## Extract to read
>> Start
Safety is a team sport, but managers must own the process if we hope to get positive engagement from those we work with.
Every aviation manager’s nightmare is receiving a call reporting a fatal aircraft accident. The immediate questions are how? and why? But very quickly, the gravity of the situation settles in.
The organization goes through the necessary steps of comforting the families; investigating the causal factors; modifying equipment, policy, and training to mitigate future risk of a recurrence; and trying to move on with business. Yet, soon the thought becomes paramount, “Where do we go from here?”
A fatal accident for an aviation business can’t be measured simply in terms of lives lost, insurance dollars paid out, and serviceable equipment destroyed. There’s also a catastrophic impact on the entire workforce and the reputation of the company. It’s said the safest pilot is the one who just crashed an aircraft. But who wants to get in the helicopter with them for their next flight?
The reputation of an aviation operator following a major accident can only be rebuilt with safe operations. And convincing the workforce that their operations are safe and that they should get back in the aircraft can be difficult.
How long does it take a company to recover from a fatal accident? Some would say the blemish is never cleared.
All that is prologue to asking, how do managers take ownership to prevent an accident from occurring in the first place? If we agree the accident is the event we must prevent, what’s our proven tool to accomplish that goal? In a word: safety. But safety is a nebulous term that encompasses so many things in our modern operating world. More to the point, who owns safety?
The Buck Stops Here
As I explain in this month’s Spotlight on Safety video, the ultimate responsibility for safety always belongs to the manager. Yes, the rubber meets the road in the hands of the operator, but putting the proper tools, policies, and training in place for that operator … well, that’s squarely in the hands of management.
To that end, tools, policies, and training are key elements of safety culture. But culture goes beyond those three factors. It’s the feeling, the sense, the drive of an organization. It’s something that’s hard to build and even harder to change.
A strong safety culture ensures that the organization understands that doing the job the right way must always come first. If doing the job correctly conflicts with some other immediate influence, the organization must support the operator in their decision to stop the process and correct it without retribution.
>> End
## Written instruction 1
From the aviation safety piece, set down the passage that begins at the words "A fatal accident for" and stops after the words "is never cleared.".
## Written instruction 2
According to the aviation safety piece, why does the ultimate responsibility for safety belong to the manager rather than the operator? Answer in one to three sentences.
The lines that come next are separate material and have no connection to the aviation safety piece.

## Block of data
>> Start
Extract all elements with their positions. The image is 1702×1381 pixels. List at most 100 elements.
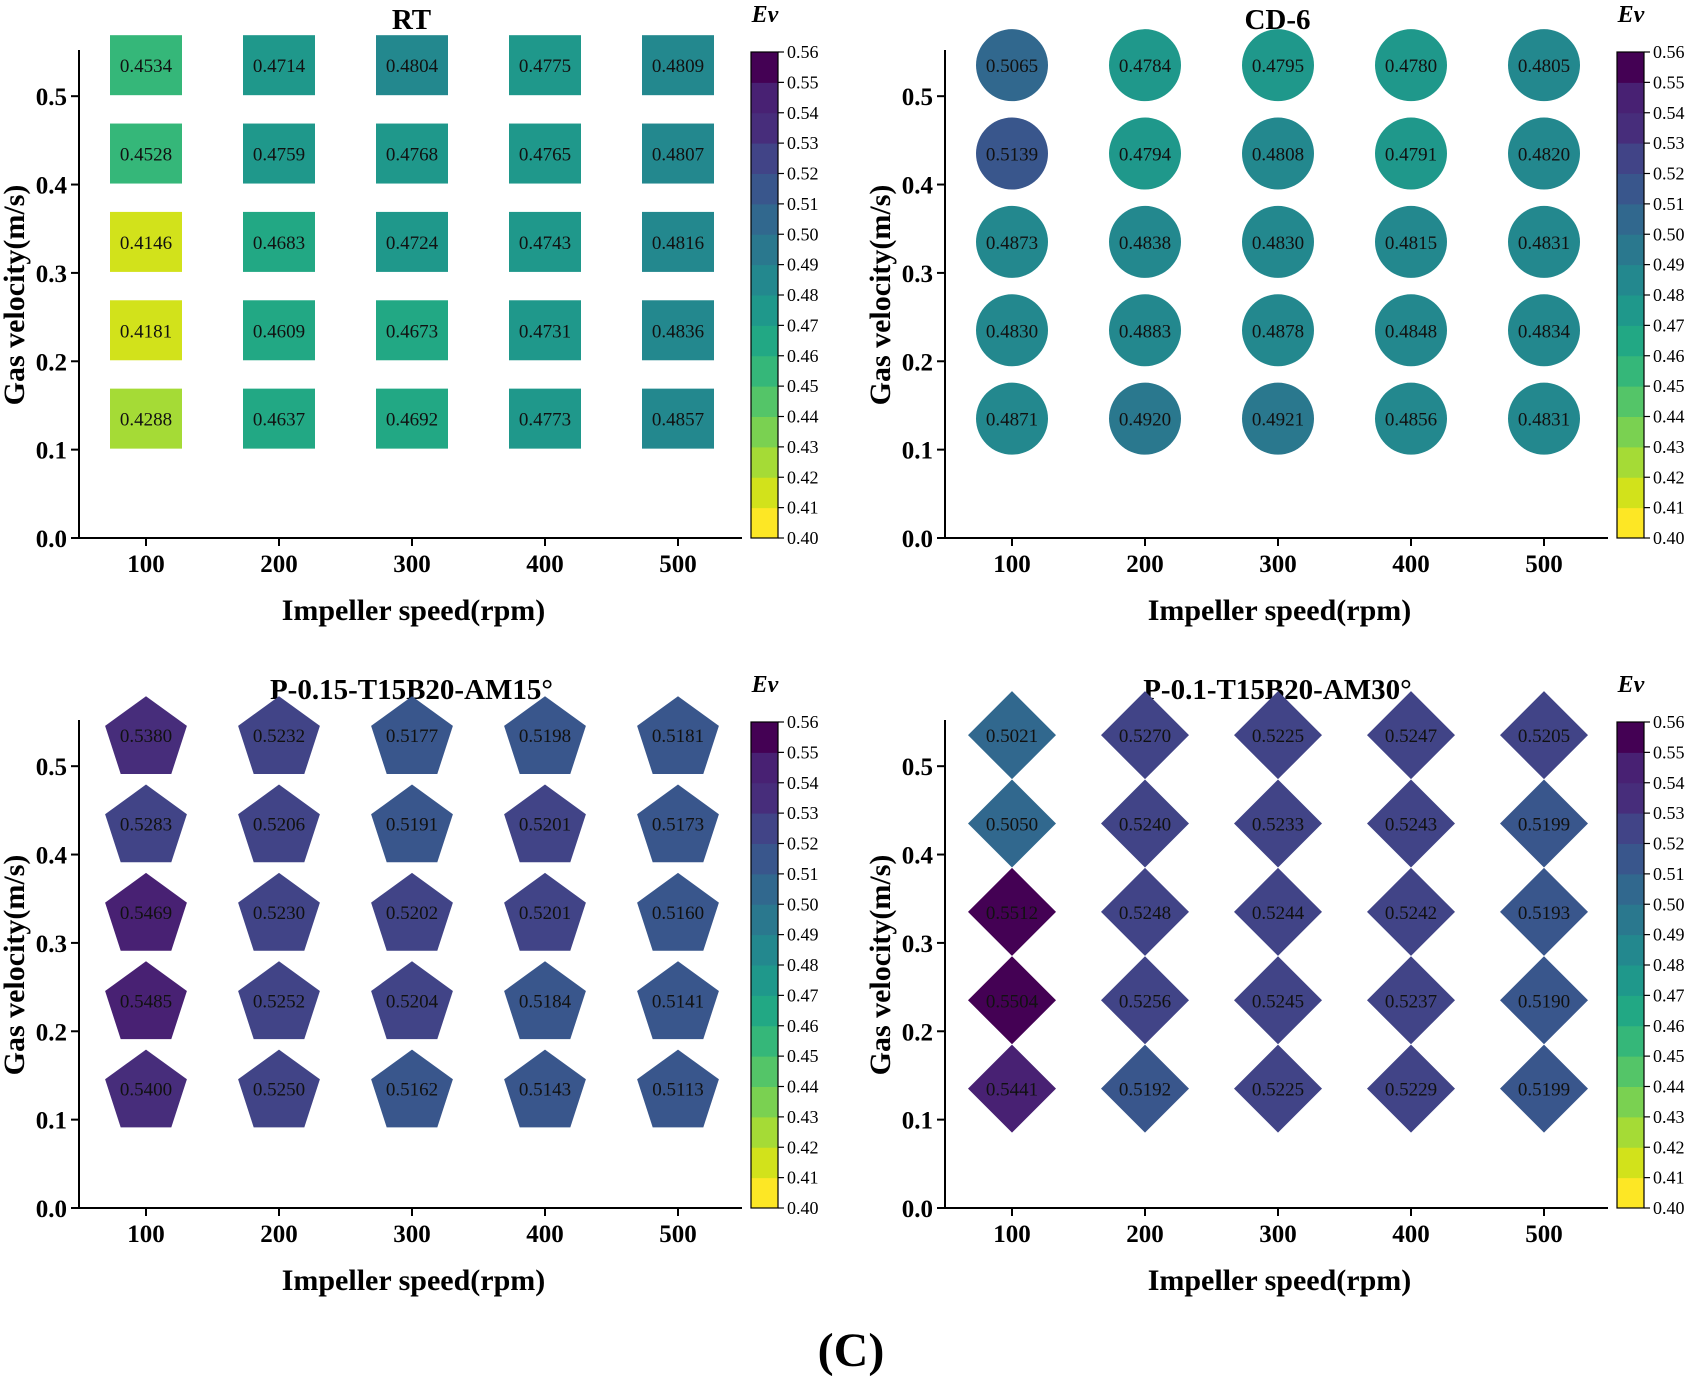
data-value-label: 0.4528 [120,145,172,166]
data-marker-circle [1242,29,1314,102]
colorbar-tick-label: 0.55 [787,742,819,762]
colorbar-band [1617,1056,1644,1087]
data-marker-square [110,123,182,184]
y-tick-label: 0.4 [902,173,934,200]
data-value-label: 0.5469 [120,903,172,924]
data-marker-circle [1375,205,1447,278]
data-marker-pentagon [105,872,187,951]
colorbar-band [751,752,778,784]
colorbar-band [1617,386,1644,417]
colorbar-tick-label: 0.56 [787,42,819,62]
data-marker-square [509,211,581,272]
colorbar-tick-label: 0.44 [787,407,819,427]
data-marker-square [243,388,315,449]
colorbar-tick-label: 0.40 [1653,528,1685,548]
colorbar-tick-label: 0.56 [1653,42,1685,62]
colorbar-tick-label: 0.52 [1653,834,1685,854]
x-axis-title: Impeller speed(rpm) [1148,1264,1412,1297]
data-marker-circle [1242,382,1314,455]
data-value-label: 0.5173 [652,815,704,836]
y-tick-label: 0.4 [36,173,68,200]
data-value-label: 0.5199 [1518,815,1570,836]
colorbar-tick-label: 0.53 [787,133,819,153]
y-tick-label: 0.3 [36,261,67,288]
data-value-label: 0.5225 [1252,726,1304,747]
data-marker-circle [1508,294,1580,367]
colorbar-tick-label: 0.46 [787,1016,819,1036]
colorbar-tick-label: 0.44 [1653,407,1685,427]
data-marker-square [642,35,714,96]
data-marker-circle [1508,205,1580,278]
data-marker-diamond [1500,1044,1588,1133]
x-tick-label: 400 [526,551,564,578]
colorbar-band [1617,112,1644,144]
colorbar-band [751,82,778,114]
colorbar-tick-label: 0.53 [1653,133,1685,153]
colorbar-tick-label: 0.53 [787,803,819,823]
colorbar-band [751,325,778,357]
y-tick-label: 0.5 [36,84,67,111]
colorbar-band [751,234,778,266]
data-value-label: 0.4878 [1252,321,1304,342]
data-marker-diamond [1500,956,1588,1045]
colorbar-band [751,782,778,814]
data-value-label: 0.5225 [1252,1080,1304,1101]
data-value-label: 0.4637 [253,410,305,431]
colorbar-tick-label: 0.46 [1653,346,1685,366]
colorbar-band [1617,995,1644,1027]
colorbar-title: Ev [751,672,779,698]
data-value-label: 0.5244 [1252,903,1305,924]
y-tick-label: 0.0 [902,1196,933,1223]
x-axis-title: Impeller speed(rpm) [282,1264,546,1297]
data-marker-diamond [1367,867,1455,956]
data-marker-square [243,35,315,96]
data-marker-diamond [1234,691,1322,780]
data-marker-diamond [1234,779,1322,868]
colorbar-tick-label: 0.42 [787,1137,819,1157]
x-tick-label: 100 [993,1221,1031,1248]
data-value-label: 0.5283 [120,815,172,836]
colorbar-band [1617,1086,1644,1118]
data-marker-square [376,35,448,96]
data-marker-circle [1375,382,1447,455]
colorbar-band [751,507,778,539]
data-marker-circle [976,117,1048,190]
data-value-label: 0.5065 [986,56,1038,77]
data-value-label: 0.4791 [1385,145,1437,166]
colorbar-band [751,143,778,174]
y-tick-label: 0.5 [902,754,933,781]
colorbar-band [1617,934,1644,966]
colorbar-tick-label: 0.43 [787,437,819,457]
colorbar-band [1617,203,1644,235]
data-marker-square [376,300,448,361]
data-value-label: 0.4784 [1119,56,1172,77]
data-value-label: 0.4795 [1252,56,1304,77]
data-value-label: 0.4830 [1252,233,1304,254]
data-marker-circle [1508,117,1580,190]
colorbar-band [1617,52,1644,83]
data-value-label: 0.4534 [120,56,173,77]
data-value-label: 0.5191 [386,815,438,836]
data-marker-pentagon [504,961,586,1040]
colorbar-tick-label: 0.40 [787,1198,819,1218]
colorbar-band [1617,1147,1644,1179]
colorbar-tick-label: 0.45 [1653,1046,1685,1066]
data-marker-pentagon [371,784,453,863]
data-value-label: 0.4768 [386,145,438,166]
data-marker-diamond [1101,867,1189,956]
data-value-label: 0.5233 [1252,815,1304,836]
colorbar-tick-label: 0.45 [1653,376,1685,396]
y-tick-label: 0.4 [36,843,68,870]
colorbar-band [751,295,778,326]
data-value-label: 0.4743 [519,233,571,254]
data-marker-diamond [1367,779,1455,868]
colorbar-band [1617,446,1644,478]
data-value-label: 0.5201 [519,815,571,836]
colorbar-band [1617,1025,1644,1057]
data-marker-circle [1508,29,1580,102]
chart-panel-1: RT 0.0 0.1 0.2 0.3 0.4 0.5 100 200 300 400 500 Impel… [0,2,819,627]
data-value-label: 0.4920 [1119,410,1171,431]
data-value-label: 0.4857 [652,410,704,431]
>> End
## Correct result 1
A fatal accident for an aviation business can’t be measured simply in terms of lives lost, insurance dollars paid out, and serviceable equipment destroyed. There’s also a catastrophic impact on the entire workforce and the reputation of the company. It’s said the safest pilot is the one who just crashed an aircraft. But who wants to get in the helicopter with them for their next flight?
The reputation of an aviation operator following a major accident can only be rebuilt with safe operations. And convincing the workforce that their operations are safe and that they should get back in the aircraft can be difficult.
How long does it take a company to recover from a fatal accident? Some would say the blemish is never cleared.

## Correct result 2
The operator is where the work actually happens, but putting the proper tools, policies, and training in place for that operator lies squarely in management's hands. For that reason, the ultimate responsibility for safety always belongs to the manager.